### Given problem
Return all the data, word for word.

Data extracted from a collection
+ + + + + + +

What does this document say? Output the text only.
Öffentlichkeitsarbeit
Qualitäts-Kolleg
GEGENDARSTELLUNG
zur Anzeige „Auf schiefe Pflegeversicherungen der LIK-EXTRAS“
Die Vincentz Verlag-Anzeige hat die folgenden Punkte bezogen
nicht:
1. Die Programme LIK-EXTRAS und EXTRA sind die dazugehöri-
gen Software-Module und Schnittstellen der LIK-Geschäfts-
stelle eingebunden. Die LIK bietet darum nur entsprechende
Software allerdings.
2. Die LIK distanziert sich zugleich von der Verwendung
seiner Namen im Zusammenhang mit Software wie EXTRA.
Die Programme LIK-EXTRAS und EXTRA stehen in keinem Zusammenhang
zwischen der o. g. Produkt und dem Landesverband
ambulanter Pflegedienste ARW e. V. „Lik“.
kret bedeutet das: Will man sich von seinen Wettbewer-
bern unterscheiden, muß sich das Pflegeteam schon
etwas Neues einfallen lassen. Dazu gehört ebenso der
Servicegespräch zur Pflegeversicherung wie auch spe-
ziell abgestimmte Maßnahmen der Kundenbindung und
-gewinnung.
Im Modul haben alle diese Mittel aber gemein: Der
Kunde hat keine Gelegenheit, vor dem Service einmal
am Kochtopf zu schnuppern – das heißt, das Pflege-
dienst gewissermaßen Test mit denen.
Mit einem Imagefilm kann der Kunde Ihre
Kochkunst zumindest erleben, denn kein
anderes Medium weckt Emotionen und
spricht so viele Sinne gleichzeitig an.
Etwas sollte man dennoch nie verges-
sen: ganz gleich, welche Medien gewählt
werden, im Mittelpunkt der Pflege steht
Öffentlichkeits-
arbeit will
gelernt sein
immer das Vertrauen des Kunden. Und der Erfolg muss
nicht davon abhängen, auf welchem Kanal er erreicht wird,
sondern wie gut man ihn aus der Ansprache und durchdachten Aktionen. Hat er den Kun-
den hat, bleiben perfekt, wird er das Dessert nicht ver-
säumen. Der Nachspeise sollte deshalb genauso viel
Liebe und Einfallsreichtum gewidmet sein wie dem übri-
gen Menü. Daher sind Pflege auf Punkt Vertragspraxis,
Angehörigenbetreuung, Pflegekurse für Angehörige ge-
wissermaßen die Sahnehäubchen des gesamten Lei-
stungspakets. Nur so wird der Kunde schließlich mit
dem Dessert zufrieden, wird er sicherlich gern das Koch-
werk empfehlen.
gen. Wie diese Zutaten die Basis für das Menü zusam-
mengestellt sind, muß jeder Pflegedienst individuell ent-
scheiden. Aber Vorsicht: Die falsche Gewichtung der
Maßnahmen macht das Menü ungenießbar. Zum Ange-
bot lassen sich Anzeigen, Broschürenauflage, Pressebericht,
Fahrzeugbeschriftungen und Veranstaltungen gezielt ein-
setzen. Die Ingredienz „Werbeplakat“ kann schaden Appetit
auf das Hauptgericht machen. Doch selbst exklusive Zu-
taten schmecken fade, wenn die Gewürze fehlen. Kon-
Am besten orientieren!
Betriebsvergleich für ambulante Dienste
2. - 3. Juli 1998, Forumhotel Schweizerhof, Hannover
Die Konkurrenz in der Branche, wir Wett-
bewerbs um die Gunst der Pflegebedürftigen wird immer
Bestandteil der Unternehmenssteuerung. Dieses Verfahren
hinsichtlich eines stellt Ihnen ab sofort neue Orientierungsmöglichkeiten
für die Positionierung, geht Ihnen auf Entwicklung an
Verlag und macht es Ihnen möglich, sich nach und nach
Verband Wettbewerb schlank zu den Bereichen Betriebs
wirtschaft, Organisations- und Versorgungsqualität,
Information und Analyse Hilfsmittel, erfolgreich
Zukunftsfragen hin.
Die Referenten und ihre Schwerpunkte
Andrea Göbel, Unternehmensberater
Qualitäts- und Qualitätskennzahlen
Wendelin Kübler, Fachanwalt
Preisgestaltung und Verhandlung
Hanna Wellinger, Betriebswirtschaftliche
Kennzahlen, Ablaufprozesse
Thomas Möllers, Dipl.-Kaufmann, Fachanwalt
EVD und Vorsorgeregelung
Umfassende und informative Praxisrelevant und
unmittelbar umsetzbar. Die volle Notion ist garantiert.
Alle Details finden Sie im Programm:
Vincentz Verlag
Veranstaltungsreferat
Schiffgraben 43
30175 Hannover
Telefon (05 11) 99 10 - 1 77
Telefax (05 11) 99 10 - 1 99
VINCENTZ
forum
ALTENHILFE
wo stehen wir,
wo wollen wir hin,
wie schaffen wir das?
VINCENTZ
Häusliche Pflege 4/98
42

+ + + + + + +

### Final result
What does this document say? Output the text only.
Öffentlichkeitsarbeit
Qualitäts-Kolleg
GEGENDARSTELLUNG
zur Anzeige „Auf schiefe Pflegeversicherungen der LIK-EXTRAS“
Die Vincentz Verlag-Anzeige hat die folgenden Punkte bezogen
nicht:
1. Die Programme LIK-EXTRAS und EXTRA sind die dazugehöri-
gen Software-Module und Schnittstellen der LIK-Geschäfts-
stelle eingebunden. Die LIK bietet darum nur entsprechende
Software allerdings.
2. Die LIK distanziert sich zugleich von der Verwendung
seiner Namen im Zusammenhang mit Software wie EXTRA.
Die Programme LIK-EXTRAS und EXTRA stehen in keinem Zusammenhang
zwischen der o. g. Produkt und dem Landesverband
ambulanter Pflegedienste ARW e. V. „Lik“.
kret bedeutet das: Will man sich von seinen Wettbewer-
bern unterscheiden, muß sich das Pflegeteam schon
etwas Neues einfallen lassen. Dazu gehört ebenso der
Servicegespräch zur Pflegeversicherung wie auch spe-
ziell abgestimmte Maßnahmen der Kundenbindung und
-gewinnung.
Im Modul haben alle diese Mittel aber gemein: Der
Kunde hat keine Gelegenheit, vor dem Service einmal
am Kochtopf zu schnuppern – das heißt, das Pflege-
dienst gewissermaßen Test mit denen.
Mit einem Imagefilm kann der Kunde Ihre
Kochkunst zumindest erleben, denn kein
anderes Medium weckt Emotionen und
spricht so viele Sinne gleichzeitig an.
Etwas sollte man dennoch nie verges-
sen: ganz gleich, welche Medien gewählt
werden, im Mittelpunkt der Pflege steht
Öffentlichkeits-
arbeit will
gelernt sein
immer das Vertrauen des Kunden. Und der Erfolg muss
nicht davon abhängen, auf welchem Kanal er erreicht wird,
sondern wie gut man ihn aus der Ansprache und durchdachten Aktionen. Hat er den Kun-
den hat, bleiben perfekt, wird er das Dessert nicht ver-
säumen. Der Nachspeise sollte deshalb genauso viel
Liebe und Einfallsreichtum gewidmet sein wie dem übri-
gen Menü. Daher sind Pflege auf Punkt Vertragspraxis,
Angehörigenbetreuung, Pflegekurse für Angehörige ge-
wissermaßen die Sahnehäubchen des gesamten Lei-
stungspakets. Nur so wird der Kunde schließlich mit
dem Dessert zufrieden, wird er sicherlich gern das Koch-
werk empfehlen.
gen. Wie diese Zutaten die Basis für das Menü zusam-
mengestellt sind, muß jeder Pflegedienst individuell ent-
scheiden. Aber Vorsicht: Die falsche Gewichtung der
Maßnahmen macht das Menü ungenießbar. Zum Ange-
bot lassen sich Anzeigen, Broschürenauflage, Pressebericht,
Fahrzeugbeschriftungen und Veranstaltungen gezielt ein-
setzen. Die Ingredienz „Werbeplakat“ kann schaden Appetit
auf das Hauptgericht machen. Doch selbst exklusive Zu-
taten schmecken fade, wenn die Gewürze fehlen. Kon-
Am besten orientieren!
Betriebsvergleich für ambulante Dienste
2. - 3. Juli 1998, Forumhotel Schweizerhof, Hannover
Die Konkurrenz in der Branche, wir Wett-
bewerbs um die Gunst der Pflegebedürftigen wird immer
Bestandteil der Unternehmenssteuerung. Dieses Verfahren
hinsichtlich eines stellt Ihnen ab sofort neue Orientierungsmöglichkeiten
für die Positionierung, geht Ihnen auf Entwicklung an
Verlag und macht es Ihnen möglich, sich nach und nach
Verband Wettbewerb schlank zu den Bereichen Betriebs
wirtschaft, Organisations- und Versorgungsqualität,
Information und Analyse Hilfsmittel, erfolgreich
Zukunftsfragen hin.
Die Referenten und ihre Schwerpunkte
Andrea Göbel, Unternehmensberater
Qualitäts- und Qualitätskennzahlen
Wendelin Kübler, Fachanwalt
Preisgestaltung und Verhandlung
Hanna Wellinger, Betriebswirtschaftliche
Kennzahlen, Ablaufprozesse
Thomas Möllers, Dipl.-Kaufmann, Fachanwalt
EVD und Vorsorgeregelung
Umfassende und informative Praxisrelevant und
unmittelbar umsetzbar. Die volle Notion ist garantiert.
Alle Details finden Sie im Programm:
Vincentz Verlag
Veranstaltungsreferat
Schiffgraben 43
30175 Hannover
Telefon (05 11) 99 10 - 1 77
Telefax (05 11) 99 10 - 1 99
VINCENTZ
forum
ALTENHILFE
wo stehen wir,
wo wollen wir hin,
wie schaffen wir das?
VINCENTZ
Häusliche Pflege 4/98
42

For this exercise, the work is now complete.